##### Stored records #####

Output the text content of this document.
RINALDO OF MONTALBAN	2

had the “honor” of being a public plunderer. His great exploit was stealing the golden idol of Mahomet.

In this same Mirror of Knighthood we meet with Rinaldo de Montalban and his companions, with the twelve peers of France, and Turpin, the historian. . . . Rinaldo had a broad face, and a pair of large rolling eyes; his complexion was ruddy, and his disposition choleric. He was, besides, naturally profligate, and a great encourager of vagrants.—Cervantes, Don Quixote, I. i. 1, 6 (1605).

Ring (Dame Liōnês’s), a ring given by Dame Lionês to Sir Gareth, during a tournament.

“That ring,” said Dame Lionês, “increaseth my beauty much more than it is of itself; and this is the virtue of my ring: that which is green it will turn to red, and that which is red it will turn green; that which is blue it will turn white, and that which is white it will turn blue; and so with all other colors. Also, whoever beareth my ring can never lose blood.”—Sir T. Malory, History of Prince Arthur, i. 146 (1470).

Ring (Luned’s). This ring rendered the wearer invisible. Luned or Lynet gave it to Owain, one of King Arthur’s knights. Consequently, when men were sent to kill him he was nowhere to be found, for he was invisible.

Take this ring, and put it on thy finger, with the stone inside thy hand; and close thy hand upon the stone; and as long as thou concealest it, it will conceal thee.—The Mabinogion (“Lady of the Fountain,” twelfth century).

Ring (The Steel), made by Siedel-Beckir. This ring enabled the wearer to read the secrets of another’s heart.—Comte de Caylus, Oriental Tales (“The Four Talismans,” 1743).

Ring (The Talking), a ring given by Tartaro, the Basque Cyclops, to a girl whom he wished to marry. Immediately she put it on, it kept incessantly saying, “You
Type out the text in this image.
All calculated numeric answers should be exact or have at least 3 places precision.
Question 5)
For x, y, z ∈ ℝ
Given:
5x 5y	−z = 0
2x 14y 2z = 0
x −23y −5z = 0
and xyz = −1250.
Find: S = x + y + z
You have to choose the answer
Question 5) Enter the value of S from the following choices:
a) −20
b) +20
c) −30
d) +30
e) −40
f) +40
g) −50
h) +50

#####

Problem details:
Please output every record, keeping each line exact.

Complete output:
Output the text content of this document.
RINALDO OF MONTALBAN	2

had the “honor” of being a public plunderer. His great exploit was stealing the golden idol of Mahomet.

In this same Mirror of Knighthood we meet with Rinaldo de Montalban and his companions, with the twelve peers of France, and Turpin, the historian. . . . Rinaldo had a broad face, and a pair of large rolling eyes; his complexion was ruddy, and his disposition choleric. He was, besides, naturally profligate, and a great encourager of vagrants.—Cervantes, Don Quixote, I. i. 1, 6 (1605).

Ring (Dame Liōnês’s), a ring given by Dame Lionês to Sir Gareth, during a tournament.

“That ring,” said Dame Lionês, “increaseth my beauty much more than it is of itself; and this is the virtue of my ring: that which is green it will turn to red, and that which is red it will turn green; that which is blue it will turn white, and that which is white it will turn blue; and so with all other colors. Also, whoever beareth my ring can never lose blood.”—Sir T. Malory, History of Prince Arthur, i. 146 (1470).

Ring (Luned’s). This ring rendered the wearer invisible. Luned or Lynet gave it to Owain, one of King Arthur’s knights. Consequently, when men were sent to kill him he was nowhere to be found, for he was invisible.

Take this ring, and put it on thy finger, with the stone inside thy hand; and close thy hand upon the stone; and as long as thou concealest it, it will conceal thee.—The Mabinogion (“Lady of the Fountain,” twelfth century).

Ring (The Steel), made by Siedel-Beckir. This ring enabled the wearer to read the secrets of another’s heart.—Comte de Caylus, Oriental Tales (“The Four Talismans,” 1743).

Ring (The Talking), a ring given by Tartaro, the Basque Cyclops, to a girl whom he wished to marry. Immediately she put it on, it kept incessantly saying, “You
Type out the text in this image.
All calculated numeric answers should be exact or have at least 3 places precision.
Question 5)
For x, y, z ∈ ℝ
Given:
5x 5y	−z = 0
2x 14y 2z = 0
x −23y −5z = 0
and xyz = −1250.
Find: S = x + y + z
You have to choose the answer
Question 5) Enter the value of S from the following choices:
a) −20
b) +20
c) −30
d) +30
e) −40
f) +40
g) −50
h) +50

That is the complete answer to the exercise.